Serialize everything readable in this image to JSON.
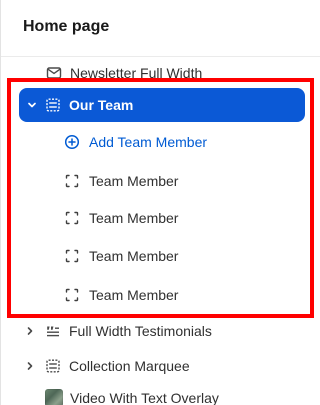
{
  "header": {
    "title": "Home page"
  },
  "items": {
    "newsletter": {
      "label": "Newsletter Full Width",
      "icon": "mail-icon"
    },
    "our_team": {
      "label": "Our Team",
      "icon": "section-icon",
      "chevron": "chevron-down-icon"
    },
    "add_team_member": {
      "label": "Add Team Member",
      "icon": "plus-circle-icon"
    },
    "team_members": [
      {
        "label": "Team Member",
        "icon": "block-icon"
      },
      {
        "label": "Team Member",
        "icon": "block-icon"
      },
      {
        "label": "Team Member",
        "icon": "block-icon"
      },
      {
        "label": "Team Member",
        "icon": "block-icon"
      }
    ],
    "full_width_testimonials": {
      "label": "Full Width Testimonials",
      "icon": "quote-list-icon",
      "chevron": "chevron-right-icon"
    },
    "collection_marquee": {
      "label": "Collection Marquee",
      "icon": "section-icon",
      "chevron": "chevron-right-icon"
    },
    "video_with_text_overlay": {
      "label": "Video With Text Overlay",
      "icon": "video-thumbnail-icon"
    }
  },
  "colors": {
    "selected_bg": "#0b59d6",
    "highlight_border": "#ff0000",
    "link_blue": "#005bd3"
  }
}
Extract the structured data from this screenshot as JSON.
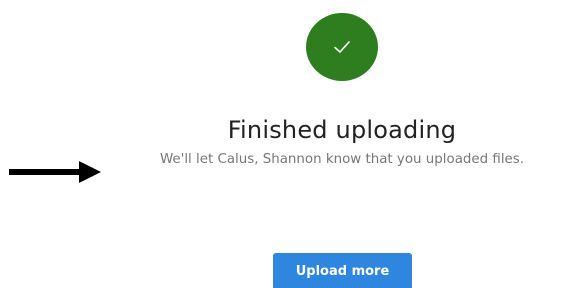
{
  "status": {
    "icon": "checkmark-icon",
    "color": "#2e7d1e",
    "title": "Finished uploading",
    "message": "We'll let Calus, Shannon know that you uploaded files."
  },
  "annotation": {
    "icon": "arrow-right-icon",
    "color": "#000000"
  },
  "actions": {
    "upload_more_label": "Upload more",
    "button_color": "#2e86de"
  }
}
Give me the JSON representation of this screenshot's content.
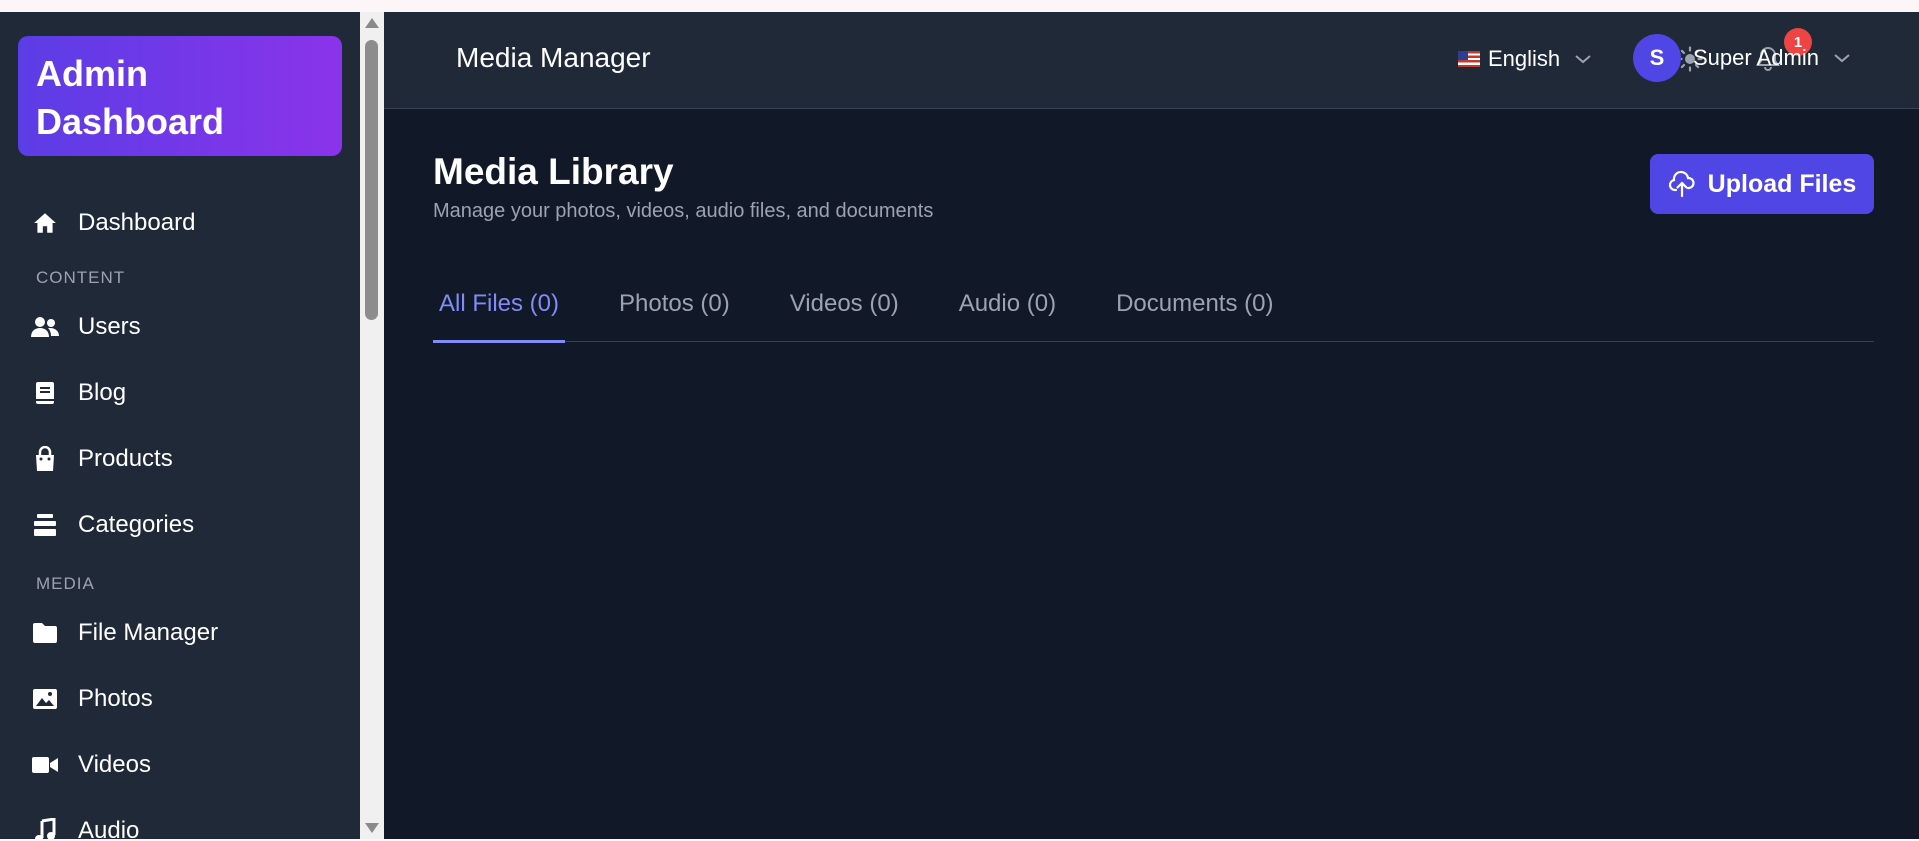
{
  "brand": {
    "line1": "Admin",
    "line2": "Dashboard"
  },
  "sidebar": {
    "dashboard": "Dashboard",
    "section_content": "CONTENT",
    "content_items": [
      "Users",
      "Blog",
      "Products",
      "Categories"
    ],
    "section_media": "MEDIA",
    "media_items": [
      "File Manager",
      "Photos",
      "Videos",
      "Audio"
    ]
  },
  "header": {
    "title": "Media Manager",
    "notifications_count": "1",
    "language": "English",
    "user_initial": "S",
    "user_name": "Super Admin"
  },
  "page": {
    "title": "Media Library",
    "subtitle": "Manage your photos, videos, audio files, and documents",
    "upload_label": "Upload Files"
  },
  "tabs": [
    "All Files (0)",
    "Photos (0)",
    "Videos (0)",
    "Audio (0)",
    "Documents (0)"
  ],
  "active_tab": 0,
  "colors": {
    "accent": "#4f46e5",
    "accent_text": "#818cf8",
    "bg_main": "#111827",
    "bg_panel": "#1f2937",
    "badge": "#ef4444"
  },
  "icons": {
    "dashboard": "home-icon",
    "users": "users-icon",
    "blog": "book-icon",
    "products": "shopping-bag-icon",
    "categories": "layers-icon",
    "file_manager": "folder-icon",
    "photos": "image-icon",
    "videos": "video-icon",
    "audio": "music-icon",
    "theme": "sun-icon",
    "notifications": "bell-icon",
    "upload": "cloud-upload-icon"
  }
}
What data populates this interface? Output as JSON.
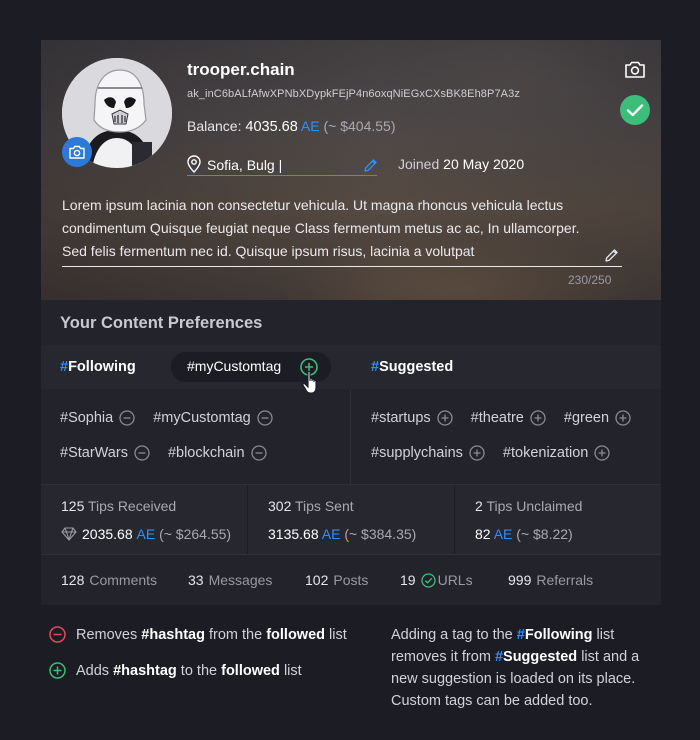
{
  "profile": {
    "username": "trooper.chain",
    "address": "ak_inC6bALfAfwXPNbXDypkFEjP4n6oxqNiEGxCXsBK8Eh8P7A3z",
    "balance_label": "Balance:",
    "balance_value": "4035.68",
    "currency": "AE",
    "balance_fiat": "(~ $404.55)",
    "location": "Sofia, Bulg",
    "joined_label": "Joined",
    "joined_date": "20 May 2020",
    "bio": "Lorem ipsum lacinia non consectetur vehicula. Ut magna rhoncus vehicula lectus condimentum Quisque feugiat neque Class fermentum metus ac ac, In ullamcorper. Sed felis fermentum nec id. Quisque ipsum risus, lacinia a volutpat",
    "bio_counter": "230/250"
  },
  "preferences": {
    "title": "Your Content Preferences",
    "hash_symbol": "#",
    "following_label": "Following",
    "suggested_label": "Suggested",
    "custom_tag_input": "#myCustomtag",
    "following_tags": [
      "#Sophia",
      "#myCustomtag",
      "#StarWars",
      "#blockchain"
    ],
    "suggested_tags": [
      "#startups",
      "#theatre",
      "#green",
      "#supplychains",
      "#tokenization"
    ]
  },
  "stats": {
    "tips_received_count": "125",
    "tips_received_label": "Tips Received",
    "tips_received_amount": "2035.68",
    "tips_received_fiat": "(~ $264.55)",
    "tips_sent_count": "302",
    "tips_sent_label": "Tips Sent",
    "tips_sent_amount": "3135.68",
    "tips_sent_fiat": "(~ $384.35)",
    "tips_unclaimed_count": "2",
    "tips_unclaimed_label": "Tips Unclaimed",
    "tips_unclaimed_amount": "82",
    "tips_unclaimed_fiat": "(~ $8.22)",
    "currency": "AE"
  },
  "counts": {
    "comments_count": "128",
    "comments_label": "Comments",
    "messages_count": "33",
    "messages_label": "Messages",
    "posts_count": "102",
    "posts_label": "Posts",
    "urls_count": "19",
    "urls_label": "URLs",
    "referrals_count": "999",
    "referrals_label": "Referrals"
  },
  "legend": {
    "remove_pre": "Removes",
    "remove_tag": "#hashtag",
    "remove_mid": "from the",
    "remove_bold": "followed",
    "remove_post": "list",
    "add_pre": "Adds",
    "add_tag": "#hashtag",
    "add_mid": "to the",
    "add_bold": "followed",
    "add_post": "list"
  },
  "note": {
    "p1": "Adding a tag to the",
    "hash": "#",
    "following": "Following",
    "p2": "list removes it from",
    "suggested": "Suggested",
    "p3": "list and a new suggestion is loaded on its place. Custom tags can be added too."
  },
  "colors": {
    "accent": "#2f8fff",
    "add": "#3cbd7a",
    "remove": "#e04a5a",
    "background": "#1c1c24",
    "panel": "#272730"
  }
}
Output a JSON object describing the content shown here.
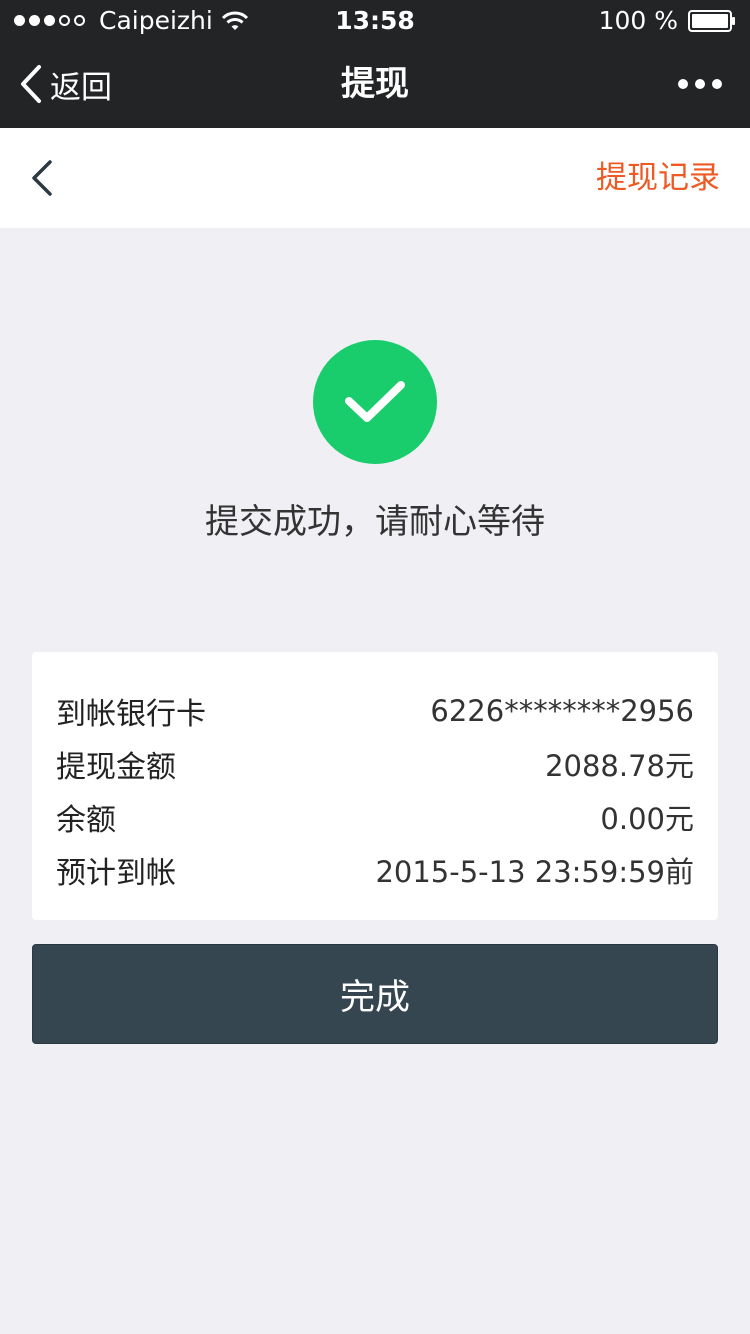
{
  "status_bar": {
    "carrier": "Caipeizhi",
    "time": "13:58",
    "battery": "100 %",
    "signal_bars_full": 3,
    "signal_bars_total": 5
  },
  "nav_bar": {
    "back_label": "返回",
    "title": "提现"
  },
  "sub_header": {
    "record_link": "提现记录",
    "record_color": "#ee5a24"
  },
  "result": {
    "message": "提交成功，请耐心等待",
    "icon": "check-circle-icon",
    "icon_color": "#19cc6c"
  },
  "details": [
    {
      "label": "到帐银行卡",
      "value": "6226********2956"
    },
    {
      "label": "提现金额",
      "value": "2088.78元"
    },
    {
      "label": "余额",
      "value": "0.00元"
    },
    {
      "label": "预计到帐",
      "value": "2015-5-13 23:59:59前"
    }
  ],
  "done_button": {
    "label": "完成",
    "color": "#364650"
  }
}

──────

__Exercise goal__: Write the listing above out again exactly, dropping each image.

__Result of this task__:
Serialize everything readable in this image to JSON.
{
  "header": {
    "title": "Home page"
  },
  "items": {
    "newsletter": {
      "label": "Newsletter Full Width",
      "icon": "mail-icon"
    },
    "our_team": {
      "label": "Our Team",
      "icon": "section-icon",
      "chevron": "chevron-down-icon"
    },
    "add_team_member": {
      "label": "Add Team Member",
      "icon": "plus-circle-icon"
    },
    "team_members": [
      {
        "label": "Team Member",
        "icon": "block-icon"
      },
      {
        "label": "Team Member",
        "icon": "block-icon"
      },
      {
        "label": "Team Member",
        "icon": "block-icon"
      },
      {
        "label": "Team Member",
        "icon": "block-icon"
      }
    ],
    "full_width_testimonials": {
      "label": "Full Width Testimonials",
      "icon": "quote-list-icon",
      "chevron": "chevron-right-icon"
    },
    "collection_marquee": {
      "label": "Collection Marquee",
      "icon": "section-icon",
      "chevron": "chevron-right-icon"
    },
    "video_with_text_overlay": {
      "label": "Video With Text Overlay",
      "icon": "video-thumbnail-icon"
    }
  },
  "colors": {
    "selected_bg": "#0b59d6",
    "highlight_border": "#ff0000",
    "link_blue": "#005bd3"
  }
}
Extract the structured data from this screenshot as JSON.
{
  "status": {
    "icon": "checkmark-icon",
    "color": "#2e7d1e",
    "title": "Finished uploading",
    "message": "We'll let Calus, Shannon know that you uploaded files."
  },
  "annotation": {
    "icon": "arrow-right-icon",
    "color": "#000000"
  },
  "actions": {
    "upload_more_label": "Upload more",
    "button_color": "#2e86de"
  }
}
Give me the JSON representation of this screenshot's content.
{
  "brand": {
    "line1": "Admin",
    "line2": "Dashboard"
  },
  "sidebar": {
    "dashboard": "Dashboard",
    "section_content": "CONTENT",
    "content_items": [
      "Users",
      "Blog",
      "Products",
      "Categories"
    ],
    "section_media": "MEDIA",
    "media_items": [
      "File Manager",
      "Photos",
      "Videos",
      "Audio"
    ]
  },
  "header": {
    "title": "Media Manager",
    "notifications_count": "1",
    "language": "English",
    "user_initial": "S",
    "user_name": "Super Admin"
  },
  "page": {
    "title": "Media Library",
    "subtitle": "Manage your photos, videos, audio files, and documents",
    "upload_label": "Upload Files"
  },
  "tabs": [
    "All Files (0)",
    "Photos (0)",
    "Videos (0)",
    "Audio (0)",
    "Documents (0)"
  ],
  "active_tab": 0,
  "colors": {
    "accent": "#4f46e5",
    "accent_text": "#818cf8",
    "bg_main": "#111827",
    "bg_panel": "#1f2937",
    "badge": "#ef4444"
  },
  "icons": {
    "dashboard": "home-icon",
    "users": "users-icon",
    "blog": "book-icon",
    "products": "shopping-bag-icon",
    "categories": "layers-icon",
    "file_manager": "folder-icon",
    "photos": "image-icon",
    "videos": "video-icon",
    "audio": "music-icon",
    "theme": "sun-icon",
    "notifications": "bell-icon",
    "upload": "cloud-upload-icon"
  }
}
What data populates this interface? Output as JSON.
{
  "profile": {
    "username": "trooper.chain",
    "address": "ak_inC6bALfAfwXPNbXDypkFEjP4n6oxqNiEGxCXsBK8Eh8P7A3z",
    "balance_label": "Balance:",
    "balance_value": "4035.68",
    "currency": "AE",
    "balance_fiat": "(~ $404.55)",
    "location": "Sofia, Bulg",
    "joined_label": "Joined",
    "joined_date": "20 May 2020",
    "bio": "Lorem ipsum lacinia non consectetur vehicula. Ut magna rhoncus vehicula lectus condimentum Quisque feugiat neque Class fermentum metus ac ac, In ullamcorper. Sed felis fermentum nec id. Quisque ipsum risus, lacinia a volutpat",
    "bio_counter": "230/250"
  },
  "preferences": {
    "title": "Your Content Preferences",
    "hash_symbol": "#",
    "following_label": "Following",
    "suggested_label": "Suggested",
    "custom_tag_input": "#myCustomtag",
    "following_tags": [
      "#Sophia",
      "#myCustomtag",
      "#StarWars",
      "#blockchain"
    ],
    "suggested_tags": [
      "#startups",
      "#theatre",
      "#green",
      "#supplychains",
      "#tokenization"
    ]
  },
  "stats": {
    "tips_received_count": "125",
    "tips_received_label": "Tips Received",
    "tips_received_amount": "2035.68",
    "tips_received_fiat": "(~ $264.55)",
    "tips_sent_count": "302",
    "tips_sent_label": "Tips Sent",
    "tips_sent_amount": "3135.68",
    "tips_sent_fiat": "(~ $384.35)",
    "tips_unclaimed_count": "2",
    "tips_unclaimed_label": "Tips Unclaimed",
    "tips_unclaimed_amount": "82",
    "tips_unclaimed_fiat": "(~ $8.22)",
    "currency": "AE"
  },
  "counts": {
    "comments_count": "128",
    "comments_label": "Comments",
    "messages_count": "33",
    "messages_label": "Messages",
    "posts_count": "102",
    "posts_label": "Posts",
    "urls_count": "19",
    "urls_label": "URLs",
    "referrals_count": "999",
    "referrals_label": "Referrals"
  },
  "legend": {
    "remove_pre": "Removes",
    "remove_tag": "#hashtag",
    "remove_mid": "from the",
    "remove_bold": "followed",
    "remove_post": "list",
    "add_pre": "Adds",
    "add_tag": "#hashtag",
    "add_mid": "to the",
    "add_bold": "followed",
    "add_post": "list"
  },
  "note": {
    "p1": "Adding a tag to the",
    "hash": "#",
    "following": "Following",
    "p2": "list removes it from",
    "suggested": "Suggested",
    "p3": "list and a new suggestion is loaded on its place. Custom tags can be added too."
  },
  "colors": {
    "accent": "#2f8fff",
    "add": "#3cbd7a",
    "remove": "#e04a5a",
    "background": "#1c1c24",
    "panel": "#272730"
  }
}
Output a JSON object describing the content shown here.
{
  "status_bar": {
    "carrier": "Caipeizhi",
    "time": "13:58",
    "battery": "100 %",
    "signal_bars_full": 3,
    "signal_bars_total": 5
  },
  "nav_bar": {
    "back_label": "返回",
    "title": "提现"
  },
  "sub_header": {
    "record_link": "提现记录",
    "record_color": "#ee5a24"
  },
  "result": {
    "message": "提交成功，请耐心等待",
    "icon": "check-circle-icon",
    "icon_color": "#19cc6c"
  },
  "details": [
    {
      "label": "到帐银行卡",
      "value": "6226********2956"
    },
    {
      "label": "提现金额",
      "value": "2088.78元"
    },
    {
      "label": "余额",
      "value": "0.00元"
    },
    {
      "label": "预计到帐",
      "value": "2015-5-13 23:59:59前"
    }
  ],
  "done_button": {
    "label": "完成",
    "color": "#364650"
  }
}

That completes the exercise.